■ **The task**: Copy each line that contains the string "created".

--- begin Records provided ---

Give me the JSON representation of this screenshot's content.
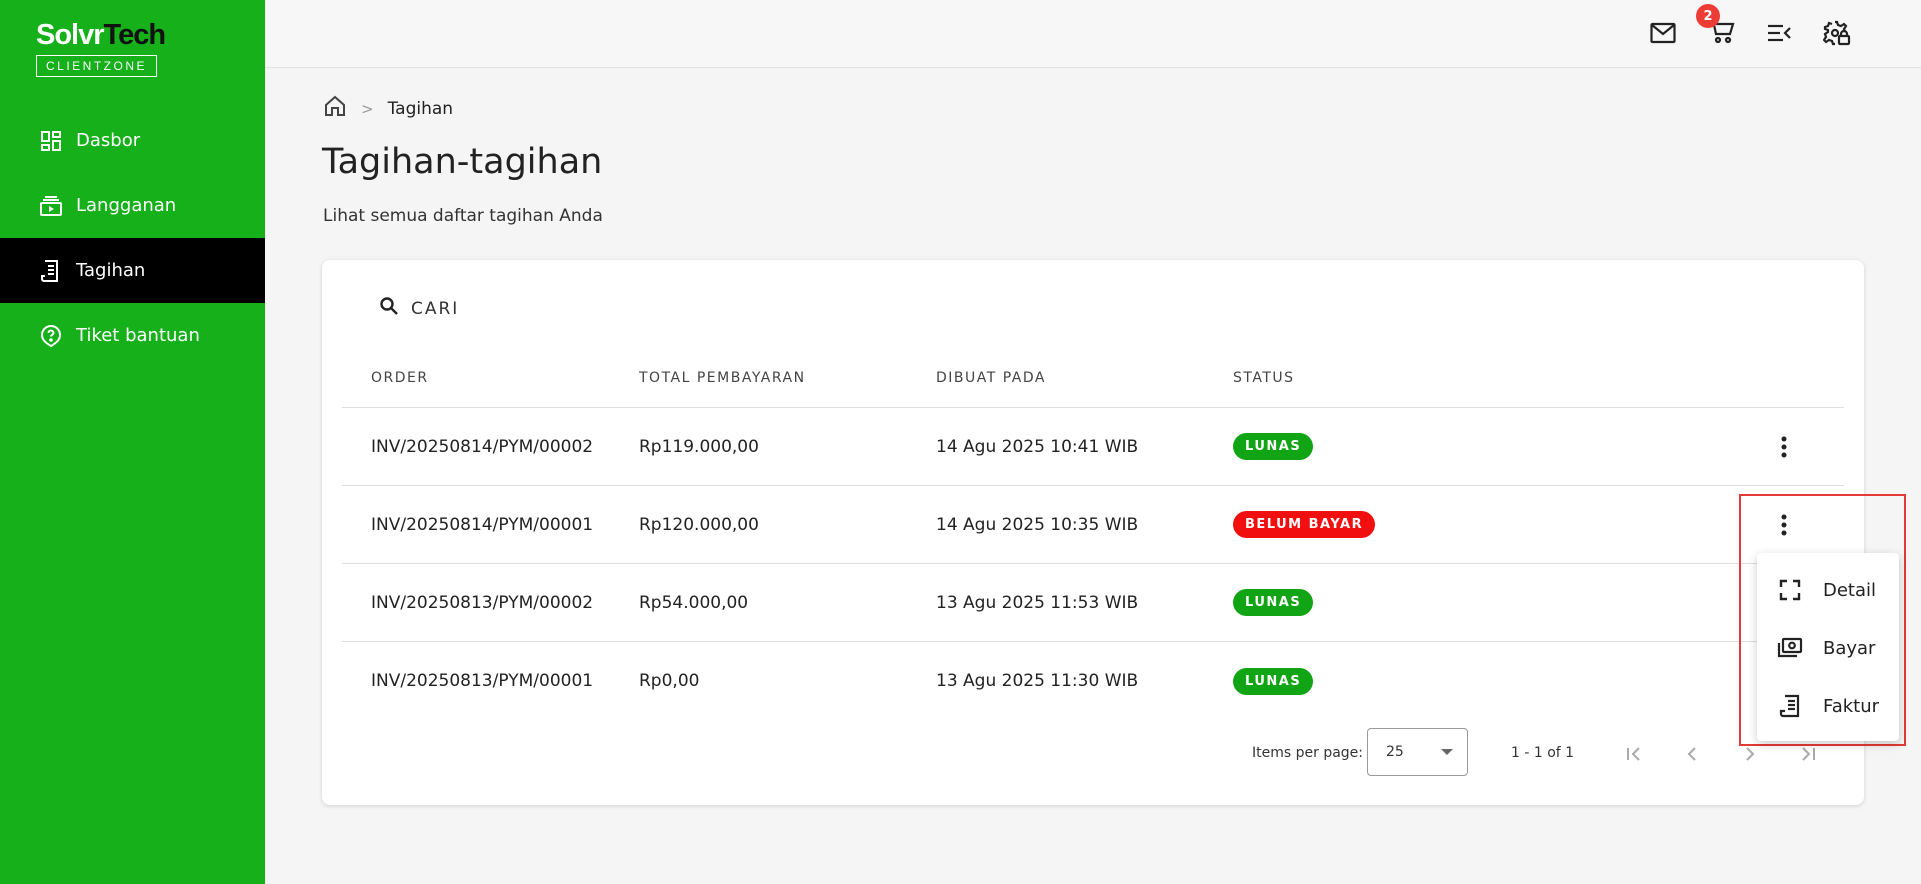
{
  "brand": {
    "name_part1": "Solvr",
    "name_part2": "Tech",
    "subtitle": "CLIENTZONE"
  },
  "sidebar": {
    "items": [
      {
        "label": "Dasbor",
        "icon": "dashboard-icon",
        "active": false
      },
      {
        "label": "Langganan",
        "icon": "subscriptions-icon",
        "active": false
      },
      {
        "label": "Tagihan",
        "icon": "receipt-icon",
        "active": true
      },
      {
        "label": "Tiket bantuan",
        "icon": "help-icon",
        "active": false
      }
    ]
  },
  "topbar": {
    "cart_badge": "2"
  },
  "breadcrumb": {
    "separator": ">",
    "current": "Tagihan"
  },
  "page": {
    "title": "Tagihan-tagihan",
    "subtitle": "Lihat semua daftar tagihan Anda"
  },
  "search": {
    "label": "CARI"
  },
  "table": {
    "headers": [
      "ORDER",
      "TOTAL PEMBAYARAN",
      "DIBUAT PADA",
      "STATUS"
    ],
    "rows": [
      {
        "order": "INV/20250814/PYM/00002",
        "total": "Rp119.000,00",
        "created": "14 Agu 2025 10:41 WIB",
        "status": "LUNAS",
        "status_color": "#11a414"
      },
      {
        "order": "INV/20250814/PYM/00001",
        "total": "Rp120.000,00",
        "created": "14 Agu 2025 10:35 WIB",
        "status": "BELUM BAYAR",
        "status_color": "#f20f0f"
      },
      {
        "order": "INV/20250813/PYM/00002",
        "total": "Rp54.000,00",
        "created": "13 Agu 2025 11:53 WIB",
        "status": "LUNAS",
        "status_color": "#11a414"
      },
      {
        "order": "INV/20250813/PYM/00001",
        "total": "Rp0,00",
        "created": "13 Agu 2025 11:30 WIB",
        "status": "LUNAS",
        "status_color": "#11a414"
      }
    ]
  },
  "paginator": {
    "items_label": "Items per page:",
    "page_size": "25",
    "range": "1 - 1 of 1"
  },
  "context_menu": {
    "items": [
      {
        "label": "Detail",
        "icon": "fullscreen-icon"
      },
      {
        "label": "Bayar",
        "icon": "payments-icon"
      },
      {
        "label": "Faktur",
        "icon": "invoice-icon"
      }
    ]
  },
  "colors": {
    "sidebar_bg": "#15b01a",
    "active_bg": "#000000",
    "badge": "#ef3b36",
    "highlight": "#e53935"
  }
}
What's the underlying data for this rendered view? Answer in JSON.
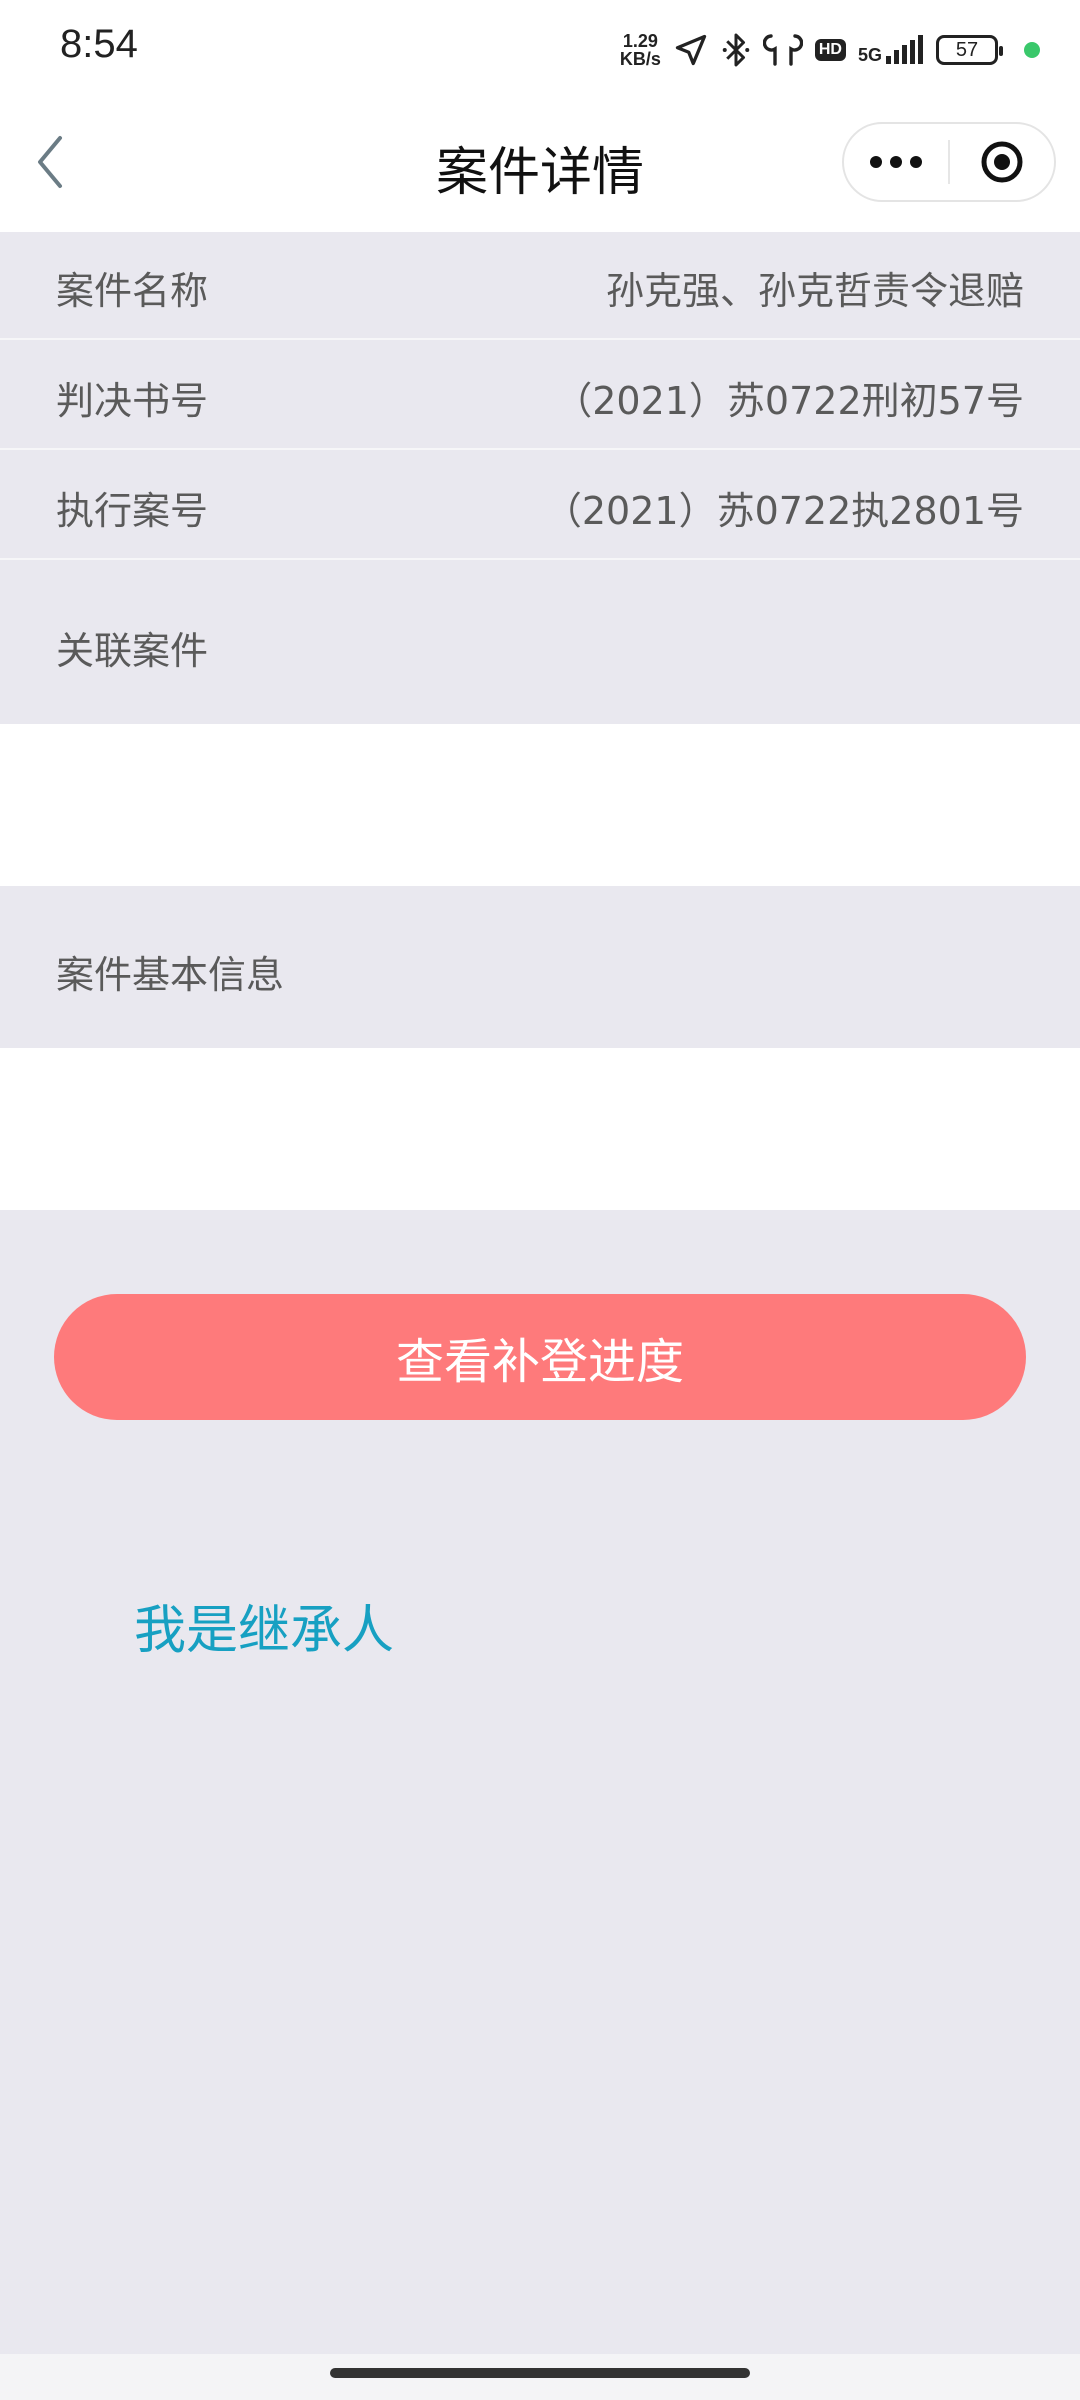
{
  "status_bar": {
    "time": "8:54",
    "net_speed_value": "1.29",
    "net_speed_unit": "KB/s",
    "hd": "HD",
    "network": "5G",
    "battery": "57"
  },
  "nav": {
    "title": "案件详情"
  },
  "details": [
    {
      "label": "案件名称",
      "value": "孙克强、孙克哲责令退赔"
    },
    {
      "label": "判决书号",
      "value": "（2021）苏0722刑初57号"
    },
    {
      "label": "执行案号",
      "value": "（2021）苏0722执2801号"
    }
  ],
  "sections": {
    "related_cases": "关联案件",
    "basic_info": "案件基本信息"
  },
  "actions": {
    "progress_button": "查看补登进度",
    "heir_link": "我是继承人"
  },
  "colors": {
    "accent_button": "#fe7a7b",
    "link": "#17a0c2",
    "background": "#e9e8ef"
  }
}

--- end Records provided ---

■ **Exercise solution**:
        "created": "14 Agu 2025 10:41 WIB",
        "created": "14 Agu 2025 10:35 WIB",
        "created": "13 Agu 2025 11:53 WIB",
        "created": "13 Agu 2025 11:30 WIB",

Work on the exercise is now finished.